Supplied entries:
---+---
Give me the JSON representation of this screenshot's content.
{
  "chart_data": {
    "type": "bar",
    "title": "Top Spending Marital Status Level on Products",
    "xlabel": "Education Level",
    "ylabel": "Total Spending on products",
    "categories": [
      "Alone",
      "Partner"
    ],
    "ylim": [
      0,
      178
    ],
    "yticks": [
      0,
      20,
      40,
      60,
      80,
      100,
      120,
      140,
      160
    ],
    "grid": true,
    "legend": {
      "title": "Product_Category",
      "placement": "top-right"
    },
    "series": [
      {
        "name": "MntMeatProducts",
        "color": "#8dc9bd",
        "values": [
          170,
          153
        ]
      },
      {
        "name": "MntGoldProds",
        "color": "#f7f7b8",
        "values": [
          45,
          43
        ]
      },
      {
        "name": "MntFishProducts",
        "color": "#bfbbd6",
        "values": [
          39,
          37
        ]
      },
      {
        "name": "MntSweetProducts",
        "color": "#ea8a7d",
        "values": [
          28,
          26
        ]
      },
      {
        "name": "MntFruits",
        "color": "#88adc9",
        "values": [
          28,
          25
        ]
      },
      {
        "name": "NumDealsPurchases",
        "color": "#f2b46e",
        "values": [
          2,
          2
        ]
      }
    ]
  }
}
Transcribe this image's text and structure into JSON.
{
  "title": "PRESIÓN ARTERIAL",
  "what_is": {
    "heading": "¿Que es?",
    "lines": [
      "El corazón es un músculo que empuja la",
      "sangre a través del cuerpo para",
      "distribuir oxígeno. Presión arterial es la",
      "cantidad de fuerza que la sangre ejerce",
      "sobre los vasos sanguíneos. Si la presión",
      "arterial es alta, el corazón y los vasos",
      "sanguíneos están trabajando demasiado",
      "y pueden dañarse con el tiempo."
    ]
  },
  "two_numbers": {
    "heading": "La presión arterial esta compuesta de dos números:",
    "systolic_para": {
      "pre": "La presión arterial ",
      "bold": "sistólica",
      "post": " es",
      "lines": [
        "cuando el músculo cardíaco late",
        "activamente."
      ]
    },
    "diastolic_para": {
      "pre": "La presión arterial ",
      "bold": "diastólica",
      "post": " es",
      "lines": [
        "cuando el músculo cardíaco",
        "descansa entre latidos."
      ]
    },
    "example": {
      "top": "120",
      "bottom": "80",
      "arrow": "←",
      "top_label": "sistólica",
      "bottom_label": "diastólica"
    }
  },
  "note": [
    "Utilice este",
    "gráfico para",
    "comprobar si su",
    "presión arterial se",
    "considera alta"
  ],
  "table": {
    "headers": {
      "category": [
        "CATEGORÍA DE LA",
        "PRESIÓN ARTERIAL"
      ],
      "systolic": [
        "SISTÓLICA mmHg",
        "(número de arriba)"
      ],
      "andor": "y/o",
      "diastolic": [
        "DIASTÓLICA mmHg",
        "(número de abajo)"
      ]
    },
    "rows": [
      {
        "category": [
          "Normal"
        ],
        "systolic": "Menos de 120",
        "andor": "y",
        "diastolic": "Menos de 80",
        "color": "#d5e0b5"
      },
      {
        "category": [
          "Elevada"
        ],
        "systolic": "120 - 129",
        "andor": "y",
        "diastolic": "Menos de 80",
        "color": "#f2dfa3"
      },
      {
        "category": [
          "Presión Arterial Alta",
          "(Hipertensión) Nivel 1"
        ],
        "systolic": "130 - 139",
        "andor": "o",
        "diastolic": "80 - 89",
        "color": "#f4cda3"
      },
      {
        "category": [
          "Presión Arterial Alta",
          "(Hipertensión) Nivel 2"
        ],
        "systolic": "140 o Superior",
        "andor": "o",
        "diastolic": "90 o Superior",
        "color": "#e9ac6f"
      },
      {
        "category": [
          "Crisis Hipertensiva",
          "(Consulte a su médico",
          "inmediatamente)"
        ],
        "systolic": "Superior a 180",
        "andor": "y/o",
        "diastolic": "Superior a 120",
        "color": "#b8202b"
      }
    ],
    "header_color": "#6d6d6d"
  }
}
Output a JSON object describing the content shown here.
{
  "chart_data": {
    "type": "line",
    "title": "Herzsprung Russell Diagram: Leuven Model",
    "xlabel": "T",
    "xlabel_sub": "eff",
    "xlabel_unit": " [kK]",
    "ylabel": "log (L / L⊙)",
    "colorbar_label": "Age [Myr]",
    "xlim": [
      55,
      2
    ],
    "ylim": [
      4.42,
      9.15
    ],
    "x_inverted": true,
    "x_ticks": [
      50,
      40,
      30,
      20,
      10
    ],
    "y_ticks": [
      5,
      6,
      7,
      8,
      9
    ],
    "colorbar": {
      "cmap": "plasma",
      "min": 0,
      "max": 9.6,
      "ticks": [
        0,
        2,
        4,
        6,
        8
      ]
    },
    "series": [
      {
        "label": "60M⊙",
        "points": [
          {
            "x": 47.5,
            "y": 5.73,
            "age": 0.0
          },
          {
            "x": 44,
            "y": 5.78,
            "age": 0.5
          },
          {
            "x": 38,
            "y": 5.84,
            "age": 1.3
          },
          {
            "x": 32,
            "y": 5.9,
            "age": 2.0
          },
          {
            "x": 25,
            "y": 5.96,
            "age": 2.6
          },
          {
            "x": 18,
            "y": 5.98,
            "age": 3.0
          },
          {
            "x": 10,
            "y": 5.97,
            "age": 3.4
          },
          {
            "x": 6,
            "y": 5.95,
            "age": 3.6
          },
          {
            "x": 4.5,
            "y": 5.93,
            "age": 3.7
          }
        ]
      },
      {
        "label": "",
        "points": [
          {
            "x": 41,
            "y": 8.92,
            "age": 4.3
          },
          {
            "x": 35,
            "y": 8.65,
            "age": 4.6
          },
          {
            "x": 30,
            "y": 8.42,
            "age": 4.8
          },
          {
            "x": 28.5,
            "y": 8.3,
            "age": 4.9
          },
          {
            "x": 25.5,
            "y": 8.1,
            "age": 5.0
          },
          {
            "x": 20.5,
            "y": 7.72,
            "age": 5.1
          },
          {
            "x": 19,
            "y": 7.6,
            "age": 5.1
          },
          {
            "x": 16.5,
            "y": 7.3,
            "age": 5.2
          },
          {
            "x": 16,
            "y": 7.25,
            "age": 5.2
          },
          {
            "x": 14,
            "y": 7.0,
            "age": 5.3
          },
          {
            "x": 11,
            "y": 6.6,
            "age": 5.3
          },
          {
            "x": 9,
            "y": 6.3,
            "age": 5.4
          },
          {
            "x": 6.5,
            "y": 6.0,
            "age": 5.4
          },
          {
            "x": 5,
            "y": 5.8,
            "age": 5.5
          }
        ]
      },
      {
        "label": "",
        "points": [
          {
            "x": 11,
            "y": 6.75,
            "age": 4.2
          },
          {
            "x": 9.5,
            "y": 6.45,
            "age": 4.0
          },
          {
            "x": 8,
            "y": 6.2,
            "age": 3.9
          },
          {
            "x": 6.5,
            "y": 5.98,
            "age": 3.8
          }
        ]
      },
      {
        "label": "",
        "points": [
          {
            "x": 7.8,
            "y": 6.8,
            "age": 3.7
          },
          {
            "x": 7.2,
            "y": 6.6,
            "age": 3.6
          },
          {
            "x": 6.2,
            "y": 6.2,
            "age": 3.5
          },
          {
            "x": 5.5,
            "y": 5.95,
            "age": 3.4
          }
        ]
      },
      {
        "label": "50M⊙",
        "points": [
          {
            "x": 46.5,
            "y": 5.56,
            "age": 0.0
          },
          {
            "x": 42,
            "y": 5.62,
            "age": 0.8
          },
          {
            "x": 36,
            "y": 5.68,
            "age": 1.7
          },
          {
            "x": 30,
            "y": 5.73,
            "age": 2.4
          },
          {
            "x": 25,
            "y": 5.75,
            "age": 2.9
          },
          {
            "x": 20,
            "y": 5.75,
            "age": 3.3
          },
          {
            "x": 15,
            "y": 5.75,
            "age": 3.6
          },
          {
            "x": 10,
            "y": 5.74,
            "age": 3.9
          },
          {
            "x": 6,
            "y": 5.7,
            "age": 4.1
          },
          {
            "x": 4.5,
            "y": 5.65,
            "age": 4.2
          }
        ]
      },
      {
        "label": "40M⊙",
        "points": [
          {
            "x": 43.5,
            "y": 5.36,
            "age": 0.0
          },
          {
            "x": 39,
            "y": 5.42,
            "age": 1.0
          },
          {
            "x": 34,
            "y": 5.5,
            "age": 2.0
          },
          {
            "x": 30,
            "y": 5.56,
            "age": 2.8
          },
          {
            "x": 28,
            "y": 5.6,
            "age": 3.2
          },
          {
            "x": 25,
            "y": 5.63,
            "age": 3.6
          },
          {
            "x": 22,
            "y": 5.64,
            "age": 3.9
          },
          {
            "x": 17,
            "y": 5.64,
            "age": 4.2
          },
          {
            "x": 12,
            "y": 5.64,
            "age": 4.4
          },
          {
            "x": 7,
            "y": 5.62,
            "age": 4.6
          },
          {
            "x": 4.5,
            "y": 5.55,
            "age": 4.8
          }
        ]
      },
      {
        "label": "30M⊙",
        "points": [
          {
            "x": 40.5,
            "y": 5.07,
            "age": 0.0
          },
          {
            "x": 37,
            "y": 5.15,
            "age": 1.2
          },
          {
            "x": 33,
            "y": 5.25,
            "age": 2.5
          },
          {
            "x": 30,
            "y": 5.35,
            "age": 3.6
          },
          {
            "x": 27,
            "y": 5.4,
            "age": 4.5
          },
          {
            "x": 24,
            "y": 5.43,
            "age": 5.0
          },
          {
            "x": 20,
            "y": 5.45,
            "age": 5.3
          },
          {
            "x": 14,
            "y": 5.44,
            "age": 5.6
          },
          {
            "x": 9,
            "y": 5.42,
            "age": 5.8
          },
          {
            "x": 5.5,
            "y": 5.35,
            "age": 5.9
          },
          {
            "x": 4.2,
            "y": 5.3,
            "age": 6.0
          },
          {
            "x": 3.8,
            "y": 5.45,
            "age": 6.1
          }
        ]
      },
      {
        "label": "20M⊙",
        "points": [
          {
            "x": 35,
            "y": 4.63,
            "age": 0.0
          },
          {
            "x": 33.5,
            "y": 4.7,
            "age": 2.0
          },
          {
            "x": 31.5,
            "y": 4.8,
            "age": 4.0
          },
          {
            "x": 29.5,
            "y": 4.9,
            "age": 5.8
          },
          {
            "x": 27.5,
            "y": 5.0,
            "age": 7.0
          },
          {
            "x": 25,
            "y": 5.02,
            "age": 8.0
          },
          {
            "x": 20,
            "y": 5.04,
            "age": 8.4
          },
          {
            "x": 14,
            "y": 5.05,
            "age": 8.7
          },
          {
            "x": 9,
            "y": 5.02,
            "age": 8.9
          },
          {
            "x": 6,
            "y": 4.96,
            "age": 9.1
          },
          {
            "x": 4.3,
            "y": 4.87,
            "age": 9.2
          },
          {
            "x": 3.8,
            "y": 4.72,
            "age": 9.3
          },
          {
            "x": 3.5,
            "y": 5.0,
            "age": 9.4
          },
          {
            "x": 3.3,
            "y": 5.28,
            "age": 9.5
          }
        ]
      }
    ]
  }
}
---+---
What the task asks: Examine the records and pull out every line where the string "sanguíneos" occurs.

Result for this task:
      "sobre los vasos sanguíneos. Si la presión",
      "sanguíneos están trabajando demasiado",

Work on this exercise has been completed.